» Exercise 1
Can you summarize the policy news excerpt below in two sentences?

» Given passage
------------------------------------
CONGRESS AND THE BUDGET

AMERICA'S PLACE IN HIGH TECH

The title of a hearing next week before the House Science Committee suggests gloomy tidings: Losing Ground: U.S. Competitiveness in Critical Technologies. Presumably, reference will be made to the latest National Science Foundation Science and Engineering Indicators. The three engineers testifying will likely note some bright spots as well. They are Diane Souvaine, the Tufts computer scientist who chairs the National Science Board; former Google chair Eric Schmidt (left), electrical engineer and computer scientist and founder of Schmidt Futures, who also sits on the Defense Innovation Board, and electrical engineer Chaouki Abdallah, Georgia Tech's executive vice president for research. 

MARS, YES; THE MOON? EH: Bipartisan House legislation to reauthorize NASA offers scant support for Vice President Pence's goal of sending U.S. astronauts back to the Moon in 2024. Space Policy Online reports that "Mars, not the Moon, is the priority.  The Moon is only a steppingstone and activities in or around the Moon are sharply limited to their application for Mars exploration." Prodded by Pence, NASA currently plans a lunar orbit that would serve as a staging area for expeditions to the Moon's surface, Space News reports. "The bill would instead call this facility the 'Gateway to Mars,' and allow it to be based elsewhere in cislunar space. The Gateway would also not be required to support lunar landings." The bill states: "The Moon to Mars program  shall  have  the  interim  goal  of  sending  a  crewed  mission to the lunar surface by 2028 and a goal of sending a crewed mission to orbit Mars by 2033.".A Science Committee press release says the bill "emphasizes the importance of balanced exploration, science, aeronautics, technology, and education portfolios." The bill conveys the "sense of Congress" that Earth science is vital for addressing climate change and contributes significantly to discovery and economic growth. 

THE ADMINISTRATION AND RESEARCH AGENCIES

PENTAGON BUDGET TO STRESS AI, HYPERSONICS: The fiscal 2021 blueprint will show the Departmenht of Defense “divesting from legacy systems and lower-priority activities,” Defense Secretary Mark T. Esper said. CQ reports that the savings would be diverted to "artificial intelligence and hypersonic missile development programs." Investing in the cutting-edge technologies of tomorrow "will require the [Defense Department] to make some tough choices today,” Esper is quoted as saying at an event hosted by the Center for Strategic and International Studies. (see the video.) He said that "while the department continues to support cutting edge innovation through government funded research and development, we need to be fast followers of the commercial sector. it is the private sector that is leading on many fronts, such as cloud computing and machine learning." Dominance in space means "we must out-compete, out-innovate, and out-hustle everyone else." He also referred to a "Chinese effort to recruit researchers and professors at American colleges and universities." The United States needs to "rally the country behind our strategic competition with China and take a whole-of-nation approach to the problem." See coverage by Reuters

NOAA BACKS $4 MILLION GEOENGINEERING STUDY: E&E News reports: "David Fahey, director of the Chemical Sciences Division of [National Oceanic and Atmospheric Administration's]  Earth System Research Laboratory, told his staff yesterday that the federal government is ready to examine the science behind 'geoengineering'—or what he dubbed a 'Plan B' for climate change." The agency supports two approaches: injecting sulfur dioxide or a similar aerosol into the stratosphere to help shade the Earth from more intense sunlight; and using an aerosol of sea salt particles to improve the ability of low-lying clouds over the ocean to act as shade.
------------------------------------
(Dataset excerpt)
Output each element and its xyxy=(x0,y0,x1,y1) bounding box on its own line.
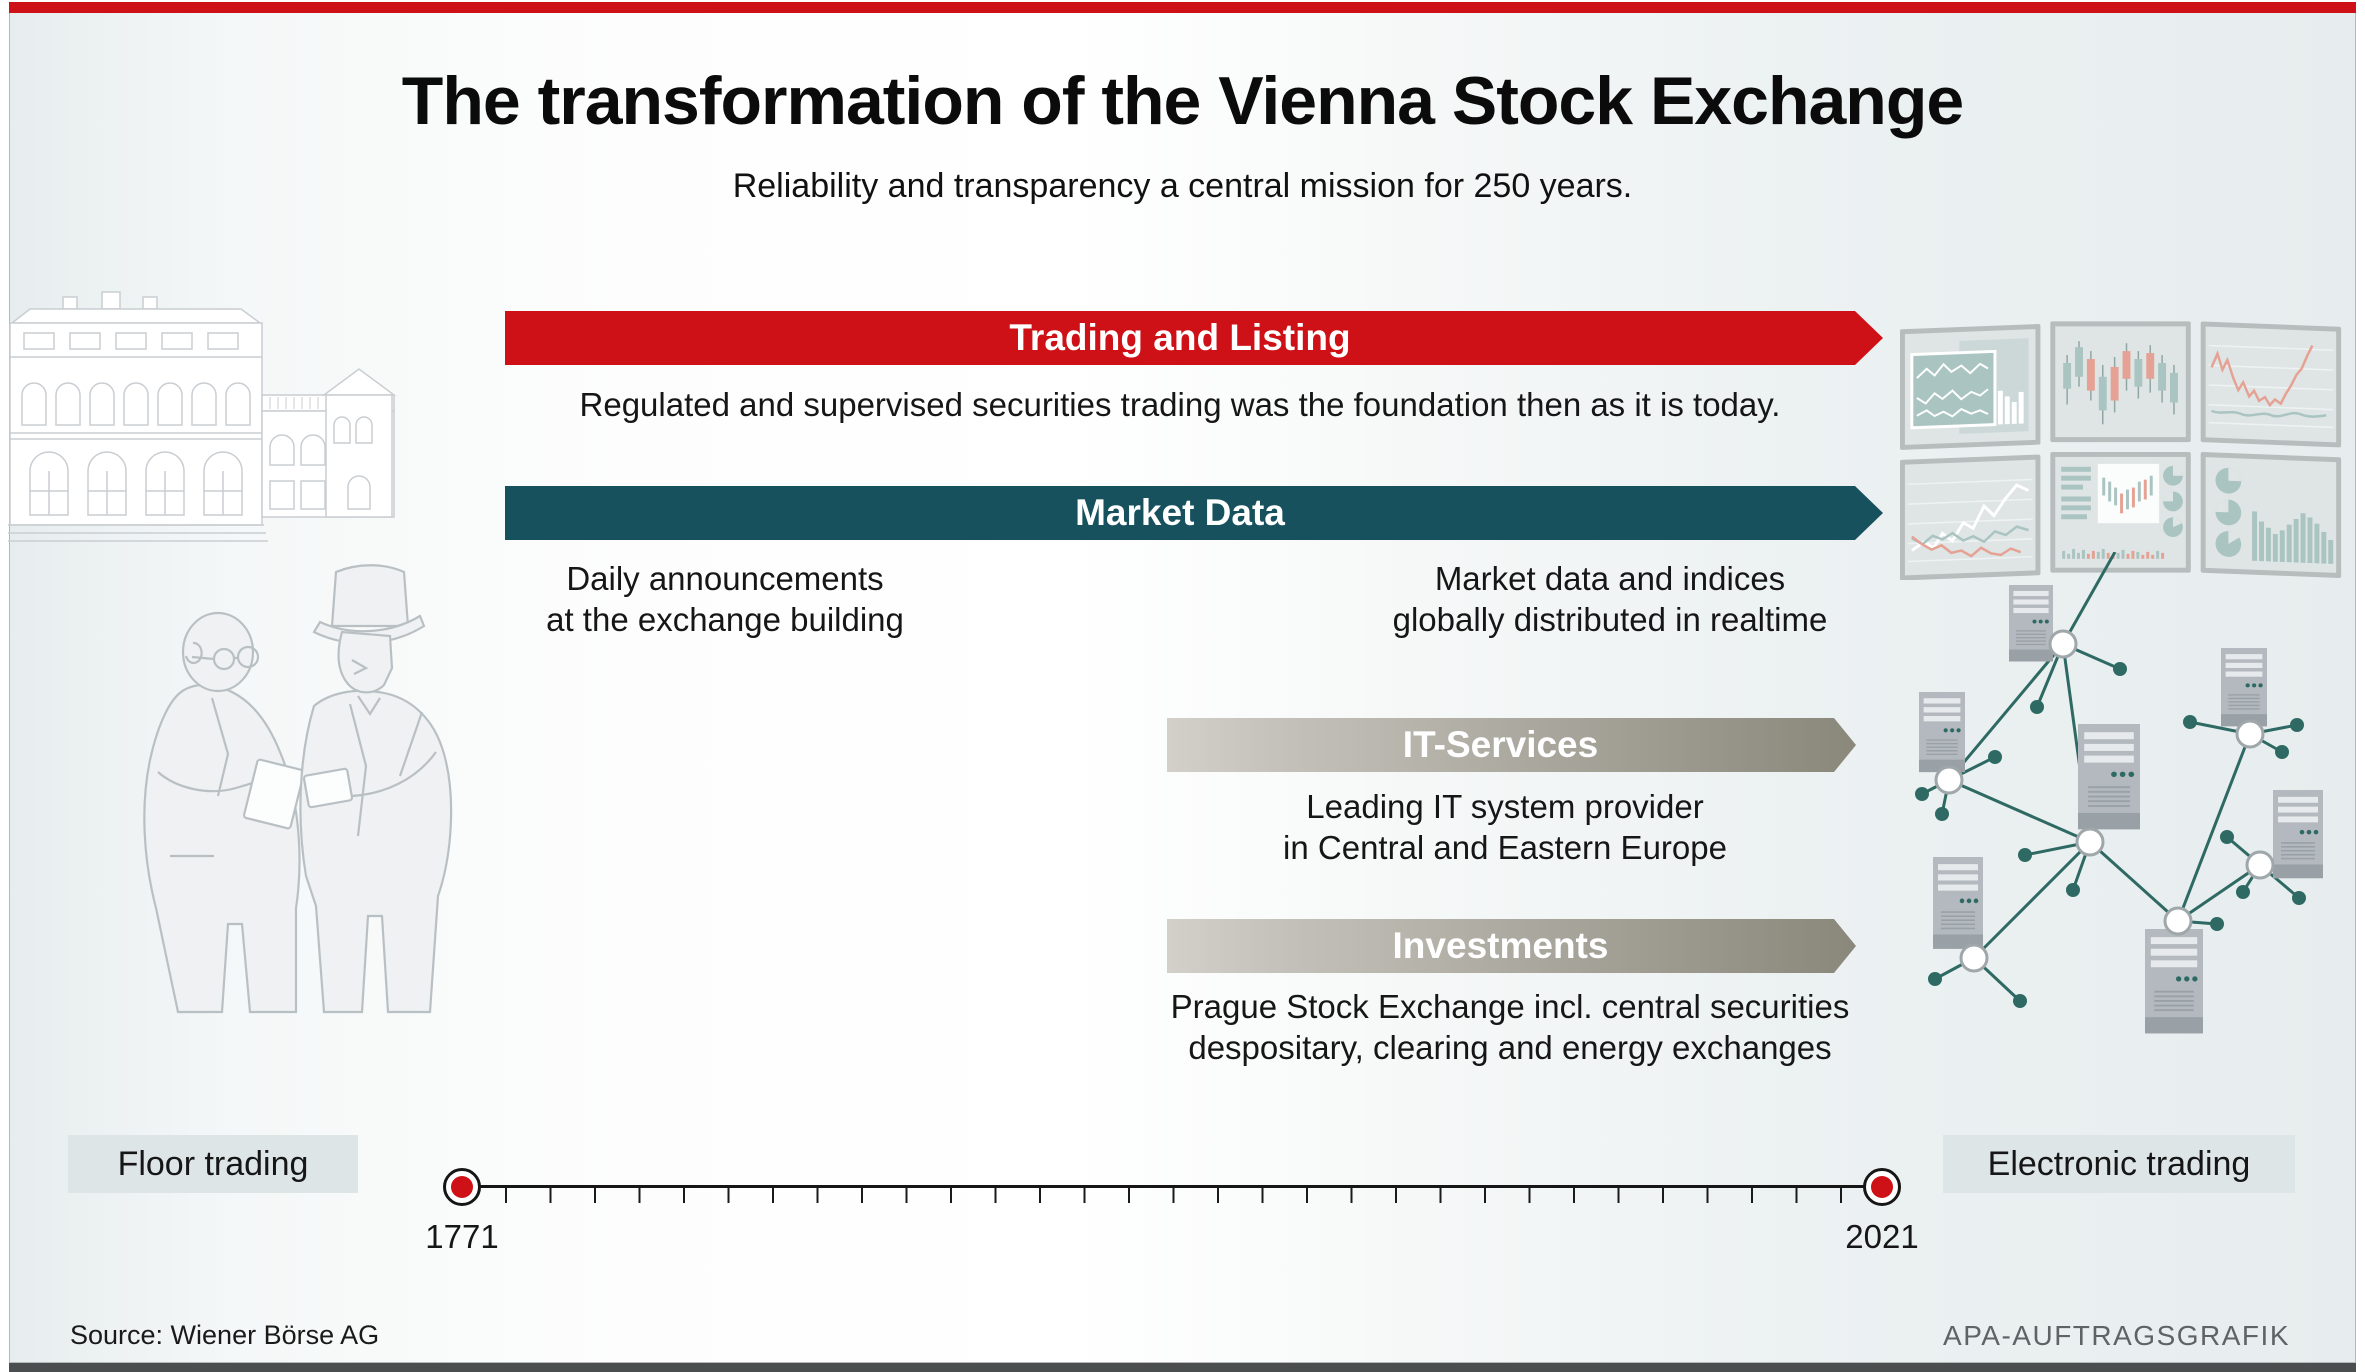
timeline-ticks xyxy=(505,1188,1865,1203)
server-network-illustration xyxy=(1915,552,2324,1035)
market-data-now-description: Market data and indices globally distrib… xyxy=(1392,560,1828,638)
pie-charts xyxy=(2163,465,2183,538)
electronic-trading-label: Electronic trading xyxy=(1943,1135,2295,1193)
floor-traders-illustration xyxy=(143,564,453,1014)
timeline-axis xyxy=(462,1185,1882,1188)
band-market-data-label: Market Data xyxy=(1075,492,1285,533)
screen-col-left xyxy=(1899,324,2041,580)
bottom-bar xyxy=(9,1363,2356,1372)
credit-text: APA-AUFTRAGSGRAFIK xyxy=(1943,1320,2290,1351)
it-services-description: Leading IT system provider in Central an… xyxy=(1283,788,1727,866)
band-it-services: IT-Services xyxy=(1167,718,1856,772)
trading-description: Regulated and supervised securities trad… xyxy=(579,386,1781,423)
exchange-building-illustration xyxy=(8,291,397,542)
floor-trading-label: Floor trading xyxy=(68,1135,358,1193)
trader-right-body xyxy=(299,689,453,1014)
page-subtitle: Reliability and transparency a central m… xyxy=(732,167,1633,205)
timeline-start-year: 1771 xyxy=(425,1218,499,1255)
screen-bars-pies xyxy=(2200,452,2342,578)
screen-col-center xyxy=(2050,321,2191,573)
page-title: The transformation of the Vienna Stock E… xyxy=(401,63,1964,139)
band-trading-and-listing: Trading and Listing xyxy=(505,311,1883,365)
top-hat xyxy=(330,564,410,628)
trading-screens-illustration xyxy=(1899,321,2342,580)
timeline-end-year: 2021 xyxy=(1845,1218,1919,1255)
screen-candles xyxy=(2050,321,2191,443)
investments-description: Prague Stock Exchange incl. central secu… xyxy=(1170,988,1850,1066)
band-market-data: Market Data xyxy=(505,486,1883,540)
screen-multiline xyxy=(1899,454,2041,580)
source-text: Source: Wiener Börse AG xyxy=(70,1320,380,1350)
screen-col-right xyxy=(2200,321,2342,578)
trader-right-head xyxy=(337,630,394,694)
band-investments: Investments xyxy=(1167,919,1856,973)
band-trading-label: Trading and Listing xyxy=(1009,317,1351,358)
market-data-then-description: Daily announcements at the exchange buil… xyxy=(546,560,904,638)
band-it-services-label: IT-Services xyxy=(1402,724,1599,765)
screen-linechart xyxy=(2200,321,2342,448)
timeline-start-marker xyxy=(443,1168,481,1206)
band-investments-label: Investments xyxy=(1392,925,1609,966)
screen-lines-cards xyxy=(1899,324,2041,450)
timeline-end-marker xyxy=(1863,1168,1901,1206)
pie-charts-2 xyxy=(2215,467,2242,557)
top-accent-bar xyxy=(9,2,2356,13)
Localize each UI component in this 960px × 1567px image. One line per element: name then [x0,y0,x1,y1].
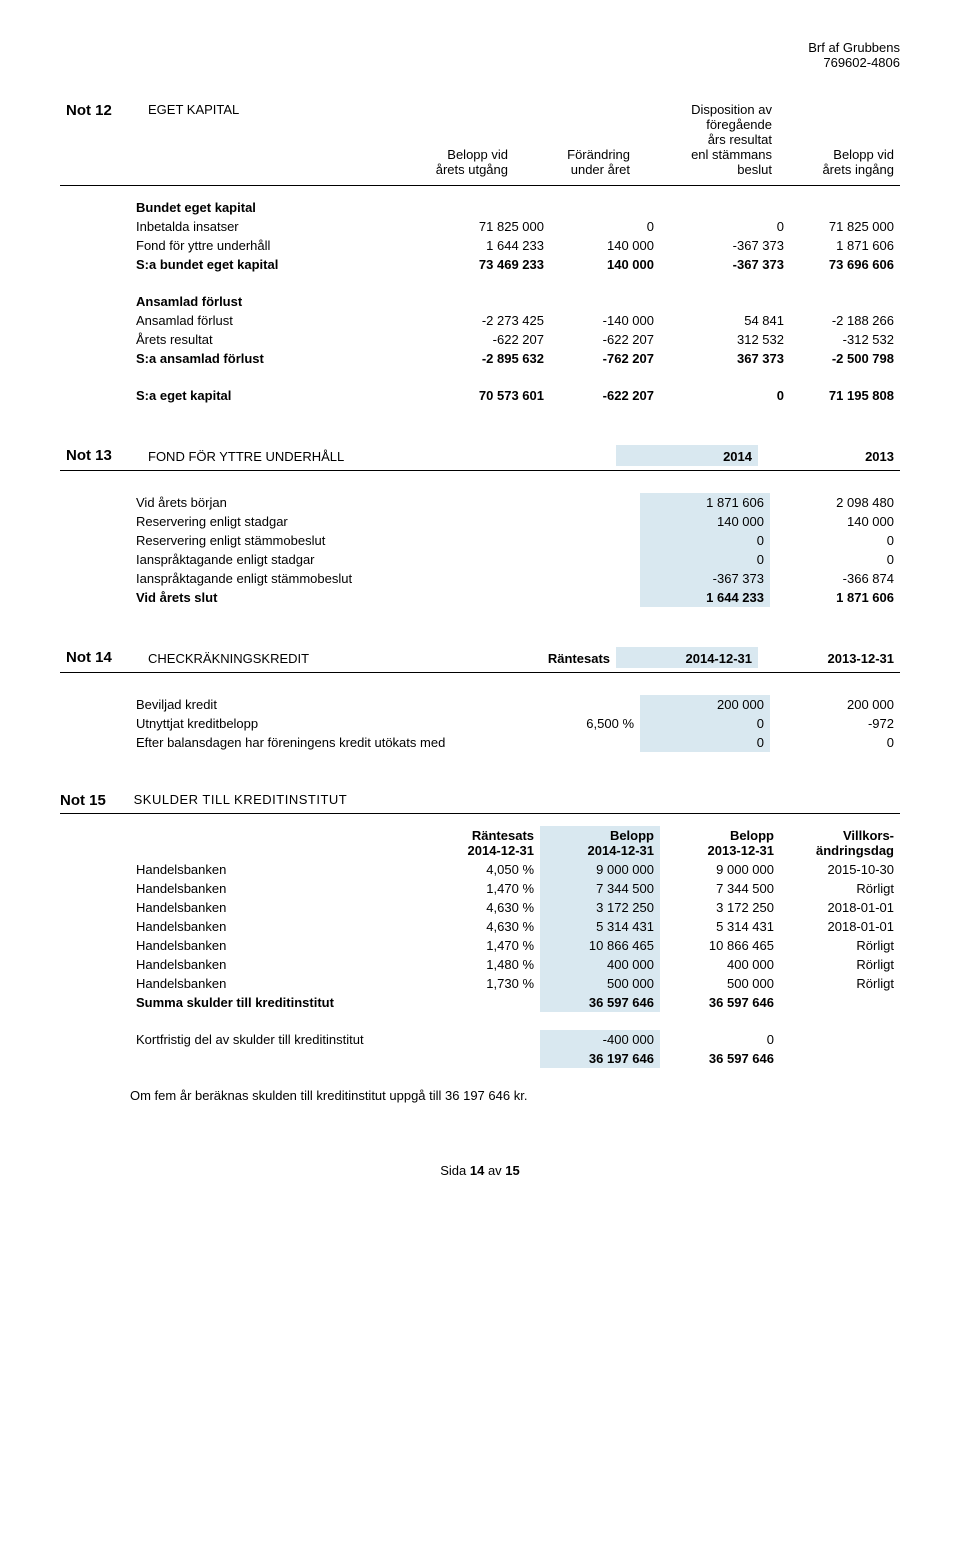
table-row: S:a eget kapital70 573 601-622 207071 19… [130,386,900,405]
------------------------------------
» Exercise 2
From the listing, output as a JSON list of strings the lines starting with the one containing "timeline-ticks xyxy=(505,1188,1865,1203)" and going on through the one containing "timeline-axis xyxy=(462,1185,1882,1188)", one string per line.

» Final answer 1
A House Science Committee hearing titled "Losing Ground: U.S. Competitiveness in Critical Technologies" will hear from three engineers, while bipartisan House legislation to reauthorize NASA treats Mars, not the Moon, as the priority. Defense Secretary Mark T. Esper said the fiscal 2021 Pentagon blueprint will divert savings from legacy systems to artificial intelligence and hypersonic missile development, and NOAA is backing study of geoengineering approaches that use aerosols to shade the Earth.

» Final answer 2
[
  "timeline-ticks xyxy=(505,1188,1865,1203)",
  "server-network-illustration xyxy=(1915,552,2324,1035)",
  "market-data-now-description: Market data and indices globally distrib… xyxy=(1392,560,1828,638)",
  "pie-charts xyxy=(2163,465,2183,538)",
  "electronic-trading-label: Electronic trading xyxy=(1943,1135,2295,1193)",
  "floor-traders-illustration xyxy=(143,564,453,1014)",
  "timeline-axis xyxy=(462,1185,1882,1188)"
]